Dataset items:
——————————

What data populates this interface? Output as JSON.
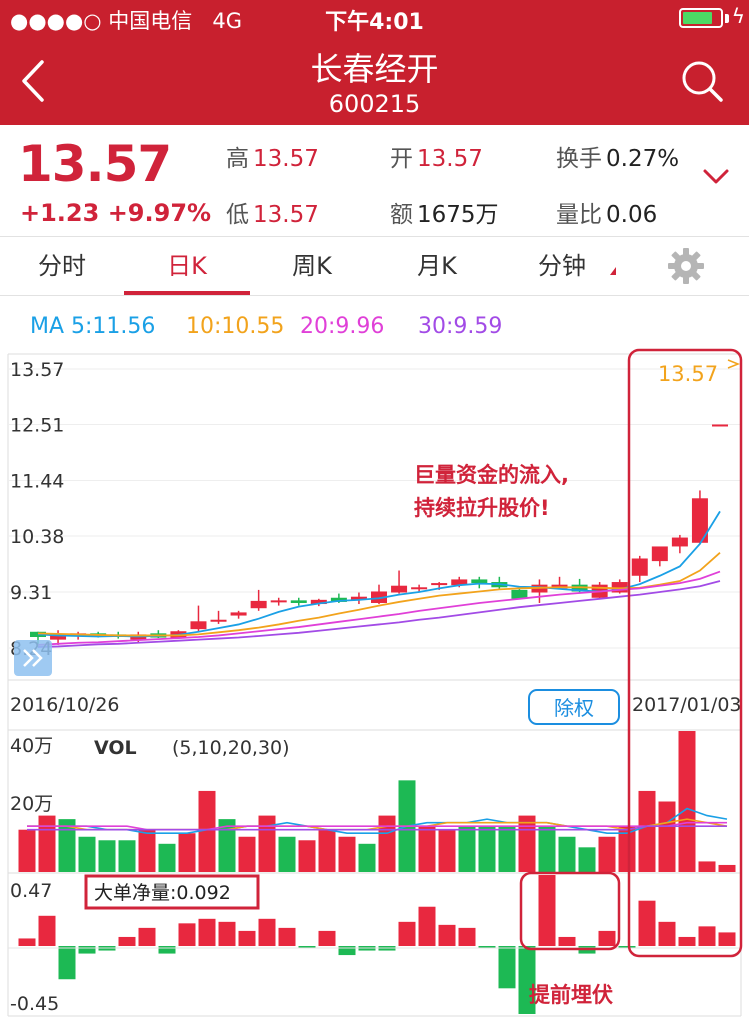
{
  "status": {
    "carrier": "●●●●○ 中国电信",
    "network": "4G",
    "time": "下午4:01",
    "battery_pct": 80
  },
  "header": {
    "title": "长春经开",
    "code": "600215"
  },
  "quote": {
    "price": "13.57",
    "change": "+1.23",
    "change_pct": "+9.97%",
    "high_label": "高",
    "high": "13.57",
    "open_label": "开",
    "open": "13.57",
    "turnover_label": "换手",
    "turnover": "0.27%",
    "low_label": "低",
    "low": "13.57",
    "amount_label": "额",
    "amount": "1675万",
    "volratio_label": "量比",
    "volratio": "0.06"
  },
  "tabs": [
    {
      "label": "分时",
      "active": false
    },
    {
      "label": "日K",
      "active": true
    },
    {
      "label": "周K",
      "active": false
    },
    {
      "label": "月K",
      "active": false
    },
    {
      "label": "分钟",
      "active": false
    }
  ],
  "ma_legend": [
    {
      "label": "MA 5:11.56",
      "color": "#1aa0e6"
    },
    {
      "label": "10:10.55",
      "color": "#f2a31c"
    },
    {
      "label": "20:9.96",
      "color": "#e040d8"
    },
    {
      "label": "30:9.59",
      "color": "#a24be6"
    }
  ],
  "chart_data": [
    {
      "type": "candlestick",
      "y_ticks": [
        "13.57",
        "12.51",
        "11.44",
        "10.38",
        "9.31",
        "8.24"
      ],
      "ylim": [
        8.24,
        13.57
      ],
      "x_start_label": "2016/10/26",
      "x_end_label": "2017/01/03",
      "last_price_label": "13.57",
      "ohlc": [
        [
          8.55,
          8.55,
          8.3,
          8.45
        ],
        [
          8.4,
          8.58,
          8.3,
          8.5
        ],
        [
          8.48,
          8.55,
          8.4,
          8.52
        ],
        [
          8.52,
          8.55,
          8.44,
          8.45
        ],
        [
          8.5,
          8.55,
          8.42,
          8.45
        ],
        [
          8.4,
          8.55,
          8.35,
          8.5
        ],
        [
          8.52,
          8.58,
          8.43,
          8.44
        ],
        [
          8.44,
          8.58,
          8.42,
          8.56
        ],
        [
          8.6,
          9.05,
          8.55,
          8.75
        ],
        [
          8.76,
          8.95,
          8.7,
          8.78
        ],
        [
          8.86,
          8.95,
          8.8,
          8.92
        ],
        [
          9.0,
          9.35,
          8.95,
          9.14
        ],
        [
          9.12,
          9.2,
          9.05,
          9.15
        ],
        [
          9.15,
          9.2,
          9.05,
          9.1
        ],
        [
          9.08,
          9.18,
          9.04,
          9.16
        ],
        [
          9.2,
          9.28,
          9.1,
          9.12
        ],
        [
          9.16,
          9.3,
          9.08,
          9.22
        ],
        [
          9.1,
          9.45,
          9.08,
          9.32
        ],
        [
          9.3,
          9.72,
          9.28,
          9.43
        ],
        [
          9.4,
          9.45,
          9.3,
          9.4
        ],
        [
          9.45,
          9.5,
          9.35,
          9.48
        ],
        [
          9.44,
          9.6,
          9.4,
          9.55
        ],
        [
          9.55,
          9.6,
          9.38,
          9.48
        ],
        [
          9.5,
          9.6,
          9.36,
          9.4
        ],
        [
          9.35,
          9.4,
          9.18,
          9.18
        ],
        [
          9.3,
          9.55,
          9.1,
          9.45
        ],
        [
          9.38,
          9.6,
          9.36,
          9.45
        ],
        [
          9.45,
          9.56,
          9.28,
          9.32
        ],
        [
          9.2,
          9.5,
          9.18,
          9.45
        ],
        [
          9.3,
          9.55,
          9.28,
          9.5
        ],
        [
          9.62,
          10.0,
          9.5,
          9.95
        ],
        [
          9.9,
          10.1,
          9.8,
          10.18
        ],
        [
          10.18,
          10.4,
          10.05,
          10.35
        ],
        [
          10.25,
          11.25,
          10.22,
          11.1
        ],
        [
          12.51,
          12.51,
          12.51,
          12.51
        ]
      ],
      "ma5": [
        8.5,
        8.48,
        8.47,
        8.46,
        8.47,
        8.46,
        8.47,
        8.49,
        8.55,
        8.62,
        8.69,
        8.8,
        8.93,
        9.03,
        9.09,
        9.14,
        9.16,
        9.19,
        9.26,
        9.31,
        9.38,
        9.44,
        9.47,
        9.46,
        9.41,
        9.4,
        9.37,
        9.34,
        9.32,
        9.36,
        9.46,
        9.62,
        9.8,
        10.23,
        10.85
      ],
      "ma10": [
        8.52,
        8.51,
        8.5,
        8.49,
        8.48,
        8.48,
        8.48,
        8.48,
        8.5,
        8.54,
        8.58,
        8.63,
        8.69,
        8.76,
        8.82,
        8.9,
        8.97,
        9.05,
        9.12,
        9.18,
        9.24,
        9.28,
        9.32,
        9.36,
        9.38,
        9.39,
        9.4,
        9.4,
        9.39,
        9.38,
        9.39,
        9.45,
        9.52,
        9.72,
        10.06
      ],
      "ma20": [
        8.3,
        8.32,
        8.34,
        8.35,
        8.37,
        8.39,
        8.41,
        8.43,
        8.45,
        8.48,
        8.52,
        8.56,
        8.6,
        8.64,
        8.69,
        8.74,
        8.79,
        8.84,
        8.89,
        8.95,
        9.0,
        9.05,
        9.1,
        9.14,
        9.18,
        9.22,
        9.26,
        9.29,
        9.32,
        9.35,
        9.38,
        9.43,
        9.48,
        9.56,
        9.7
      ],
      "ma30": [
        8.26,
        8.27,
        8.29,
        8.31,
        8.32,
        8.34,
        8.36,
        8.38,
        8.4,
        8.42,
        8.44,
        8.47,
        8.5,
        8.53,
        8.57,
        8.61,
        8.65,
        8.69,
        8.73,
        8.78,
        8.82,
        8.87,
        8.92,
        8.97,
        9.02,
        9.06,
        9.1,
        9.14,
        9.18,
        9.22,
        9.26,
        9.31,
        9.36,
        9.42,
        9.52
      ]
    },
    {
      "type": "bar",
      "title": "VOL",
      "params": "(5,10,20,30)",
      "y_ticks": [
        "40万",
        "20万"
      ],
      "ylim": [
        0,
        40
      ],
      "values": [
        12,
        16,
        15,
        10,
        9,
        9,
        12,
        8,
        11,
        23,
        15,
        10,
        16,
        10,
        9,
        12,
        10,
        8,
        16,
        26,
        13,
        12,
        13,
        13,
        13,
        16,
        13,
        10,
        7,
        10,
        13,
        23,
        20,
        40,
        3,
        2
      ],
      "colors": [
        "up",
        "up",
        "down",
        "down",
        "down",
        "down",
        "up",
        "down",
        "up",
        "up",
        "down",
        "up",
        "up",
        "down",
        "up",
        "up",
        "up",
        "down",
        "up",
        "down",
        "up",
        "up",
        "down",
        "down",
        "down",
        "up",
        "down",
        "down",
        "down",
        "up",
        "up",
        "up",
        "up",
        "up",
        "up",
        "up"
      ],
      "ma5": [
        13,
        13,
        13,
        13,
        12,
        12,
        11,
        11,
        11,
        12,
        12,
        13,
        13,
        14,
        13,
        12,
        11,
        11,
        11,
        13,
        14,
        14,
        14,
        15,
        14,
        14,
        14,
        13,
        12,
        11,
        11,
        13,
        14,
        18,
        16,
        15
      ],
      "ma10": [
        13,
        13,
        13,
        12,
        12,
        12,
        12,
        12,
        12,
        12,
        12,
        13,
        13,
        13,
        13,
        12,
        12,
        12,
        13,
        13,
        13,
        14,
        14,
        14,
        14,
        14,
        14,
        13,
        13,
        13,
        12,
        13,
        14,
        15,
        14,
        13
      ],
      "ma20": [
        13,
        13,
        13,
        13,
        13,
        13,
        12,
        12,
        12,
        12,
        13,
        13,
        13,
        13,
        13,
        13,
        13,
        13,
        13,
        13,
        13,
        13,
        13,
        13,
        13,
        13,
        13,
        13,
        13,
        13,
        13,
        13,
        13,
        14,
        14,
        14
      ],
      "ma30": [
        12,
        12,
        12,
        12,
        12,
        12,
        12,
        12,
        12,
        12,
        12,
        12,
        12,
        12,
        12,
        12,
        12,
        12,
        12,
        12,
        12,
        12,
        12,
        12,
        12,
        12,
        12,
        12,
        12,
        12,
        12,
        13,
        13,
        13,
        13,
        13
      ]
    },
    {
      "type": "bar",
      "title": "大单净量:0.092",
      "y_ticks": [
        "0.47",
        "-0.45"
      ],
      "ylim": [
        -0.45,
        0.47
      ],
      "values": [
        0.05,
        0.2,
        -0.22,
        -0.05,
        -0.03,
        0.06,
        0.12,
        -0.05,
        0.15,
        0.18,
        0.16,
        0.1,
        0.18,
        0.12,
        -0.01,
        0.1,
        -0.06,
        -0.03,
        -0.03,
        0.16,
        0.26,
        0.14,
        0.12,
        -0.01,
        -0.28,
        -0.45,
        0.47,
        0.06,
        -0.05,
        0.1,
        -0.01,
        0.3,
        0.16,
        0.06,
        0.13,
        0.09
      ]
    }
  ],
  "annotations": {
    "buy_flow_line1": "巨量资金的流入,",
    "buy_flow_line2": "持续拉升股价!",
    "ambush": "提前埋伏",
    "restore_button": "除权"
  }
}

——————————

▶ YOUR TASK
List all lines where "title" occurs.

▶ RESPONSE
    "title": "长春经开",
      "title": "VOL",
      "title": "大单净量:0.092",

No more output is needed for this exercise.